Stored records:
•••••
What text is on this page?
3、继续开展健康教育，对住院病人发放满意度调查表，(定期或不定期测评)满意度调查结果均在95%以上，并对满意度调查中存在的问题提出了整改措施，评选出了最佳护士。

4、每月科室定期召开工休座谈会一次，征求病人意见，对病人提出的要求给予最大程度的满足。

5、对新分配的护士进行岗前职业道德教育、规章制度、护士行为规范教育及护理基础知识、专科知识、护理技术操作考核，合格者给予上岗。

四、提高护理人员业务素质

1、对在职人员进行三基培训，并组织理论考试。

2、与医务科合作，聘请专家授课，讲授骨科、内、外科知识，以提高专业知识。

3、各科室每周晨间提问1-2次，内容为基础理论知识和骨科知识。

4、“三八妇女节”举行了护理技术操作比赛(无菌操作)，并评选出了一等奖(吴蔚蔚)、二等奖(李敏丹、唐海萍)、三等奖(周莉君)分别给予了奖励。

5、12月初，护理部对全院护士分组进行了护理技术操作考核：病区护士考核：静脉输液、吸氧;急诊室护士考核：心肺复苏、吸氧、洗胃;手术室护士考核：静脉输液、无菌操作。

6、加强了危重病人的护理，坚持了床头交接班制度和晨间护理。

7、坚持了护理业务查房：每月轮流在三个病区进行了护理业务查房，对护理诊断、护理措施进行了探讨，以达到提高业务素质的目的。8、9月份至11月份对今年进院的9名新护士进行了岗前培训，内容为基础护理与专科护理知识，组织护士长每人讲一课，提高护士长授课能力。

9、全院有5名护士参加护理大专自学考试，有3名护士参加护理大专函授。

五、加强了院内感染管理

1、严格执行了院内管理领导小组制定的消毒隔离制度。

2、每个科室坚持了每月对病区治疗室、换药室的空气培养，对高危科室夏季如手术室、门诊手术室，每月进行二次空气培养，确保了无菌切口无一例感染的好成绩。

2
•••••
## What the task requires:
Transcribe each record exactly. Leave nothing out.

## Solution to the exercise:
What text is on this page?
3、继续开展健康教育，对住院病人发放满意度调查表，(定期或不定期测评)满意度调查结果均在95%以上，并对满意度调查中存在的问题提出了整改措施，评选出了最佳护士。

4、每月科室定期召开工休座谈会一次，征求病人意见，对病人提出的要求给予最大程度的满足。

5、对新分配的护士进行岗前职业道德教育、规章制度、护士行为规范教育及护理基础知识、专科知识、护理技术操作考核，合格者给予上岗。

四、提高护理人员业务素质

1、对在职人员进行三基培训，并组织理论考试。

2、与医务科合作，聘请专家授课，讲授骨科、内、外科知识，以提高专业知识。

3、各科室每周晨间提问1-2次，内容为基础理论知识和骨科知识。

4、“三八妇女节”举行了护理技术操作比赛(无菌操作)，并评选出了一等奖(吴蔚蔚)、二等奖(李敏丹、唐海萍)、三等奖(周莉君)分别给予了奖励。

5、12月初，护理部对全院护士分组进行了护理技术操作考核：病区护士考核：静脉输液、吸氧;急诊室护士考核：心肺复苏、吸氧、洗胃;手术室护士考核：静脉输液、无菌操作。

6、加强了危重病人的护理，坚持了床头交接班制度和晨间护理。

7、坚持了护理业务查房：每月轮流在三个病区进行了护理业务查房，对护理诊断、护理措施进行了探讨，以达到提高业务素质的目的。8、9月份至11月份对今年进院的9名新护士进行了岗前培训，内容为基础护理与专科护理知识，组织护士长每人讲一课，提高护士长授课能力。

9、全院有5名护士参加护理大专自学考试，有3名护士参加护理大专函授。

五、加强了院内感染管理

1、严格执行了院内管理领导小组制定的消毒隔离制度。

2、每个科室坚持了每月对病区治疗室、换药室的空气培养，对高危科室夏季如手术室、门诊手术室，每月进行二次空气培养，确保了无菌切口无一例感染的好成绩。

2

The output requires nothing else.